**GOAL**
Write out every line of the rows below as a numbered list, skipping blank lines and leaving out the pictures.

**SUPPLIED DATA**

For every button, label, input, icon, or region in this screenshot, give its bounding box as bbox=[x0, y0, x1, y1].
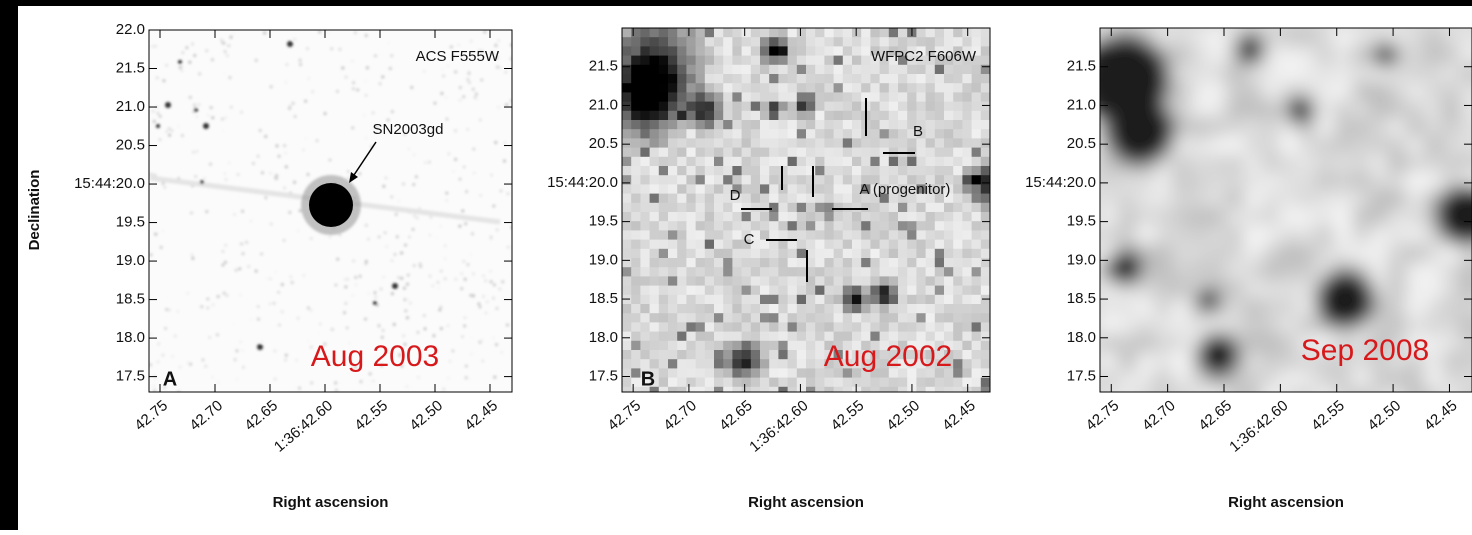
y-tick-label: 17.5 bbox=[116, 368, 145, 385]
x-tick-label: 42.45 bbox=[939, 397, 979, 434]
x-tick-label: 1:36:42.60 bbox=[746, 397, 811, 456]
y-tick-label: 20.5 bbox=[116, 137, 145, 154]
y-tick-label: 21.5 bbox=[589, 58, 618, 75]
y-tick-label: 18.5 bbox=[1067, 290, 1096, 307]
y-tick-label: 19.0 bbox=[116, 252, 145, 269]
x-tick-label: 42.55 bbox=[828, 397, 868, 434]
image bbox=[1100, 28, 1472, 392]
annotation: D bbox=[730, 187, 741, 204]
date-label: Aug 2003 bbox=[311, 340, 439, 373]
y-tick-label: 20.5 bbox=[589, 135, 618, 152]
x-axis-label: Right ascension bbox=[273, 494, 389, 511]
y-tick-label: 17.5 bbox=[589, 367, 618, 384]
y-tick-label: 19.0 bbox=[589, 251, 618, 268]
x-tick-label: 42.75 bbox=[605, 397, 645, 434]
y-tick-label: 21.5 bbox=[1067, 58, 1096, 75]
y-tick-label: 21.5 bbox=[116, 59, 145, 76]
x-tick-label: 42.50 bbox=[883, 397, 923, 434]
x-tick-label: 1:36:42.60 bbox=[1226, 397, 1291, 456]
date-label: Sep 2008 bbox=[1301, 334, 1429, 367]
y-axis-label: Declination bbox=[26, 170, 43, 251]
y-tick-label: 21.0 bbox=[1067, 96, 1096, 113]
image bbox=[149, 30, 512, 392]
image bbox=[622, 28, 990, 392]
x-tick-label: 42.65 bbox=[1195, 397, 1235, 434]
y-tick-label: 19.5 bbox=[589, 213, 618, 230]
x-axis-label: Right ascension bbox=[1228, 494, 1344, 511]
x-tick-label: 42.75 bbox=[1083, 397, 1123, 434]
arrow bbox=[351, 141, 377, 179]
y-tick-label: 18.0 bbox=[116, 329, 145, 346]
x-tick-label: 42.50 bbox=[1365, 397, 1405, 434]
panel-letter: B bbox=[641, 368, 655, 390]
x-tick-label: 42.70 bbox=[1139, 397, 1179, 434]
arrow-head bbox=[349, 172, 358, 183]
annotation: A (progenitor) bbox=[860, 181, 951, 198]
marker-lines bbox=[741, 98, 915, 282]
y-tick-label: 15:44:20.0 bbox=[547, 174, 618, 191]
x-tick-label: 42.50 bbox=[406, 397, 446, 434]
y-tick-label: 18.5 bbox=[589, 290, 618, 307]
y-tick-label: 21.0 bbox=[589, 96, 618, 113]
x-tick-label: 42.65 bbox=[716, 397, 756, 434]
y-tick-label: 19.0 bbox=[1067, 251, 1096, 268]
y-tick-label: 17.5 bbox=[1067, 367, 1096, 384]
x-tick-label: 42.55 bbox=[1308, 397, 1348, 434]
x-tick-label: 42.45 bbox=[1421, 397, 1461, 434]
x-tick-label: 42.65 bbox=[241, 397, 281, 434]
axes-frame bbox=[621, 27, 991, 393]
axes-frame bbox=[148, 29, 513, 393]
x-tick-label: 42.70 bbox=[660, 397, 700, 434]
y-tick-label: 18.0 bbox=[589, 329, 618, 346]
x-tick-label: 42.70 bbox=[186, 397, 226, 434]
instrument-label: WFPC2 F606W bbox=[871, 48, 977, 65]
annotation: B bbox=[913, 123, 923, 140]
annotation: C bbox=[744, 231, 755, 248]
y-tick-label: 15:44:20.0 bbox=[1025, 174, 1096, 191]
frame-border bbox=[0, 0, 18, 530]
x-tick-label: 42.75 bbox=[131, 397, 171, 434]
instrument-label: ACS F555W bbox=[416, 48, 500, 65]
y-tick-label: 18.5 bbox=[116, 291, 145, 308]
y-tick-label: 15:44:20.0 bbox=[74, 175, 145, 192]
y-tick-label: 19.5 bbox=[1067, 213, 1096, 230]
axes-frame bbox=[1099, 27, 1472, 393]
date-label: Aug 2002 bbox=[824, 340, 952, 373]
y-tick-label: 19.5 bbox=[116, 214, 145, 231]
frame-border bbox=[0, 0, 1472, 6]
y-tick-label: 20.5 bbox=[1067, 135, 1096, 152]
x-tick-label: 42.55 bbox=[351, 397, 391, 434]
y-tick-label: 22.0 bbox=[116, 21, 145, 38]
annotation: SN2003gd bbox=[373, 121, 444, 138]
x-tick-label: 1:36:42.60 bbox=[271, 397, 336, 456]
x-tick-label: 42.45 bbox=[461, 397, 501, 434]
panel-letter: A bbox=[163, 368, 177, 390]
x-axis-label: Right ascension bbox=[748, 494, 864, 511]
y-tick-label: 18.0 bbox=[1067, 329, 1096, 346]
y-tick-label: 21.0 bbox=[116, 98, 145, 115]
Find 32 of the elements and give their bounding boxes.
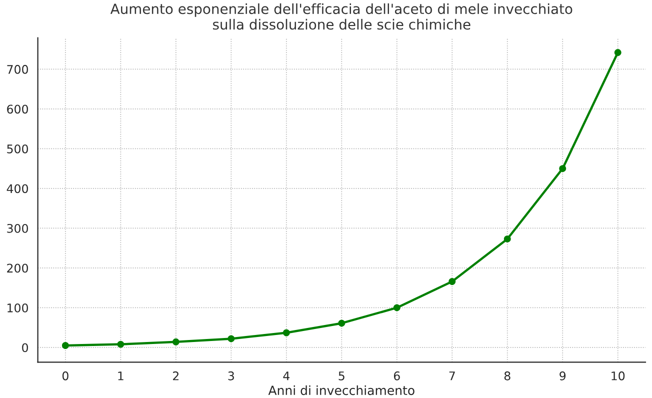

**EXERCISE OUTPUT**
1. For every button, label, input, icon, or region in this screenshot, give its bounding box as bbox=[x0, y0, x1, y1].
2. y-tick-label: 17.5 bbox=[116, 368, 145, 385]
3. x-tick-label: 42.45 bbox=[939, 397, 979, 434]
4. x-tick-label: 1:36:42.60 bbox=[746, 397, 811, 456]
5. y-tick-label: 20.5 bbox=[116, 137, 145, 154]
6. y-tick-label: 21.5 bbox=[589, 58, 618, 75]
7. y-tick-label: 18.5 bbox=[1067, 290, 1096, 307]
8. y-tick-label: 19.0 bbox=[116, 252, 145, 269]
9. x-tick-label: 42.55 bbox=[828, 397, 868, 434]
10. image bbox=[1100, 28, 1472, 392]
11. annotation: D bbox=[730, 187, 741, 204]
12. date-label: Aug 2003 bbox=[311, 340, 439, 373]
13. y-tick-label: 20.5 bbox=[589, 135, 618, 152]
14. x-axis-label: Right ascension bbox=[273, 494, 389, 511]
15. y-tick-label: 17.5 bbox=[589, 367, 618, 384]
16. y-tick-label: 19.0 bbox=[589, 251, 618, 268]
17. x-tick-label: 42.75 bbox=[605, 397, 645, 434]
18. y-tick-label: 21.5 bbox=[1067, 58, 1096, 75]
19. y-tick-label: 21.5 bbox=[116, 59, 145, 76]
20. x-tick-label: 42.50 bbox=[883, 397, 923, 434]
21. x-tick-label: 1:36:42.60 bbox=[1226, 397, 1291, 456]
22. date-label: Sep 2008 bbox=[1301, 334, 1429, 367]
23. y-axis-label: Declination bbox=[26, 170, 43, 251]
24. y-tick-label: 21.0 bbox=[1067, 96, 1096, 113]
25. image bbox=[149, 30, 512, 392]
26. image bbox=[622, 28, 990, 392]
27. x-tick-label: 42.65 bbox=[1195, 397, 1235, 434]
28. y-tick-label: 19.5 bbox=[589, 213, 618, 230]
29. x-axis-label: Right ascension bbox=[1228, 494, 1344, 511]
30. x-tick-label: 42.75 bbox=[1083, 397, 1123, 434]
31. arrow bbox=[351, 141, 377, 179]
32. y-tick-label: 18.0 bbox=[116, 329, 145, 346]
33. x-tick-label: 42.50 bbox=[1365, 397, 1405, 434]
34. panel-letter: B bbox=[641, 368, 655, 390]
35. x-tick-label: 42.70 bbox=[1139, 397, 1179, 434]
36. arrow-head bbox=[349, 172, 358, 183]
37. annotation: A (progenitor) bbox=[860, 181, 951, 198]
38. marker-lines bbox=[741, 98, 915, 282]
39. y-tick-label: 15:44:20.0 bbox=[547, 174, 618, 191]
40. x-tick-label: 42.50 bbox=[406, 397, 446, 434]
41. y-tick-label: 18.5 bbox=[589, 290, 618, 307]
42. y-tick-label: 21.0 bbox=[589, 96, 618, 113]
43. x-tick-label: 42.65 bbox=[716, 397, 756, 434]
44. y-tick-label: 19.0 bbox=[1067, 251, 1096, 268]
45. y-tick-label: 17.5 bbox=[1067, 367, 1096, 384]
46. x-tick-label: 42.55 bbox=[1308, 397, 1348, 434]
47. x-tick-label: 42.45 bbox=[1421, 397, 1461, 434]
48. x-tick-label: 42.65 bbox=[241, 397, 281, 434]
49. axes-frame bbox=[621, 27, 991, 393]
50. axes-frame bbox=[148, 29, 513, 393]
51. x-tick-label: 42.70 bbox=[660, 397, 700, 434]
52. y-tick-label: 18.0 bbox=[589, 329, 618, 346]
53. x-tick-label: 42.70 bbox=[186, 397, 226, 434]
54. instrument-label: WFPC2 F606W bbox=[871, 48, 977, 65]
55. annotation: B bbox=[913, 123, 923, 140]
56. annotation: C bbox=[744, 231, 755, 248]
57. y-tick-label: 15:44:20.0 bbox=[1025, 174, 1096, 191]
58. frame-border bbox=[0, 0, 18, 530]
59. x-tick-label: 42.75 bbox=[131, 397, 171, 434]
60. instrument-label: ACS F555W bbox=[416, 48, 500, 65]
61. y-tick-label: 18.5 bbox=[116, 291, 145, 308]
62. y-tick-label: 15:44:20.0 bbox=[74, 175, 145, 192]
63. y-tick-label: 19.5 bbox=[1067, 213, 1096, 230]
64. axes-frame bbox=[1099, 27, 1472, 393]
65. date-label: Aug 2002 bbox=[824, 340, 952, 373]
66. y-tick-label: 19.5 bbox=[116, 214, 145, 231]
67. frame-border bbox=[0, 0, 1472, 6]
68. y-tick-label: 20.5 bbox=[1067, 135, 1096, 152]
69. x-tick-label: 42.55 bbox=[351, 397, 391, 434]
70. y-tick-label: 22.0 bbox=[116, 21, 145, 38]
71. annotation: SN2003gd bbox=[373, 121, 444, 138]
72. x-tick-label: 1:36:42.60 bbox=[271, 397, 336, 456]
73. x-tick-label: 42.45 bbox=[461, 397, 501, 434]
74. panel-letter: A bbox=[163, 368, 177, 390]
75. x-axis-label: Right ascension bbox=[748, 494, 864, 511]
76. y-tick-label: 18.0 bbox=[1067, 329, 1096, 346]
77. y-tick-label: 21.0 bbox=[116, 98, 145, 115]
78. Find 32 of the elements and give their bounding boxes.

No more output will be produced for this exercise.